=== Excerpted records ===
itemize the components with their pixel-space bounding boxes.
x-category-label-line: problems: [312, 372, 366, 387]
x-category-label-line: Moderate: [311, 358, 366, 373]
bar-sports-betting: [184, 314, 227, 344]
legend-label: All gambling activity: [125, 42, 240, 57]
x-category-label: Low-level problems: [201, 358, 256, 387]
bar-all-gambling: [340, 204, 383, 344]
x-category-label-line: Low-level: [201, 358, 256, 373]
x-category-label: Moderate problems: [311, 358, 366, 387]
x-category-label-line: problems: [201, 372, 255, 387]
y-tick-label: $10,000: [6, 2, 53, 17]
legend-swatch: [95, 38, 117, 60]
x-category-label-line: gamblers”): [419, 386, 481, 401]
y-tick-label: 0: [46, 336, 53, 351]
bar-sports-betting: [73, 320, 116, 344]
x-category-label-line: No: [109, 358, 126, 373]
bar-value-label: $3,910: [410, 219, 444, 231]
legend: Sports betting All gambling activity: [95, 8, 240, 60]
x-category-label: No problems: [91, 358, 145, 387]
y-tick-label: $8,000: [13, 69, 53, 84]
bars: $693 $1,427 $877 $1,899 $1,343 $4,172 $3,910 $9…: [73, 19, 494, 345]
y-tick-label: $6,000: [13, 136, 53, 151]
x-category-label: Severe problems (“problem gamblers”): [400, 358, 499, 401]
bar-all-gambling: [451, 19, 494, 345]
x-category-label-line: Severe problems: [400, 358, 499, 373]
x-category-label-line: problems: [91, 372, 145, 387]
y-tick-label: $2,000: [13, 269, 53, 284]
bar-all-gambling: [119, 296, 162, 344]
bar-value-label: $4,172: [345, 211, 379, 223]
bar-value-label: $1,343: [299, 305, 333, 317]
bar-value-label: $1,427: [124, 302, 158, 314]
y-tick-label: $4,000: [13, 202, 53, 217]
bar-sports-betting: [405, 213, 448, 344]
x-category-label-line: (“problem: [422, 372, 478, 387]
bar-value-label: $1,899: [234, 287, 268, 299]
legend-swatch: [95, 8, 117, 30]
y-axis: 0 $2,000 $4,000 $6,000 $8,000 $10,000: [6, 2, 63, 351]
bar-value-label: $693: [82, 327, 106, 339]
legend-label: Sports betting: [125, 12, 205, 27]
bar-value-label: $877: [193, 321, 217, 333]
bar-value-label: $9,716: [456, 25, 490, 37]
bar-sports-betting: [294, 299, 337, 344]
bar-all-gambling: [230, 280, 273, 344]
===
What you are asked to do. Reproduce every line of the listing above verbatim, with no changes.

Right answer.
itemize the components with their pixel-space bounding boxes.
x-category-label-line: problems: [312, 372, 366, 387]
x-category-label-line: Moderate: [311, 358, 366, 373]
bar-sports-betting: [184, 314, 227, 344]
legend-label: All gambling activity: [125, 42, 240, 57]
x-category-label: Low-level problems: [201, 358, 256, 387]
bar-all-gambling: [340, 204, 383, 344]
x-category-label-line: Low-level: [201, 358, 256, 373]
x-category-label: Moderate problems: [311, 358, 366, 387]
x-category-label-line: problems: [201, 372, 255, 387]
y-tick-label: $10,000: [6, 2, 53, 17]
legend-swatch: [95, 38, 117, 60]
x-category-label-line: gamblers”): [419, 386, 481, 401]
y-tick-label: 0: [46, 336, 53, 351]
bar-sports-betting: [73, 320, 116, 344]
x-category-label-line: No: [109, 358, 126, 373]
bar-value-label: $3,910: [410, 219, 444, 231]
legend: Sports betting All gambling activity: [95, 8, 240, 60]
x-category-label: No problems: [91, 358, 145, 387]
y-tick-label: $8,000: [13, 69, 53, 84]
bars: $693 $1,427 $877 $1,899 $1,343 $4,172 $3,910 $9…: [73, 19, 494, 345]
y-tick-label: $6,000: [13, 136, 53, 151]
x-category-label: Severe problems (“problem gamblers”): [400, 358, 499, 401]
bar-all-gambling: [451, 19, 494, 345]
x-category-label-line: Severe problems: [400, 358, 499, 373]
x-category-label-line: problems: [91, 372, 145, 387]
y-tick-label: $2,000: [13, 269, 53, 284]
bar-all-gambling: [119, 296, 162, 344]
bar-value-label: $4,172: [345, 211, 379, 223]
bar-value-label: $1,343: [299, 305, 333, 317]
bar-value-label: $1,427: [124, 302, 158, 314]
y-tick-label: $4,000: [13, 202, 53, 217]
bar-sports-betting: [405, 213, 448, 344]
x-category-label-line: (“problem: [422, 372, 478, 387]
bar-value-label: $1,899: [234, 287, 268, 299]
legend-swatch: [95, 8, 117, 30]
y-axis: 0 $2,000 $4,000 $6,000 $8,000 $10,000: [6, 2, 63, 351]
bar-value-label: $693: [82, 327, 106, 339]
legend-label: Sports betting: [125, 12, 205, 27]
bar-value-label: $877: [193, 321, 217, 333]
bar-value-label: $9,716: [456, 25, 490, 37]
bar-sports-betting: [294, 299, 337, 344]
bar-all-gambling: [230, 280, 273, 344]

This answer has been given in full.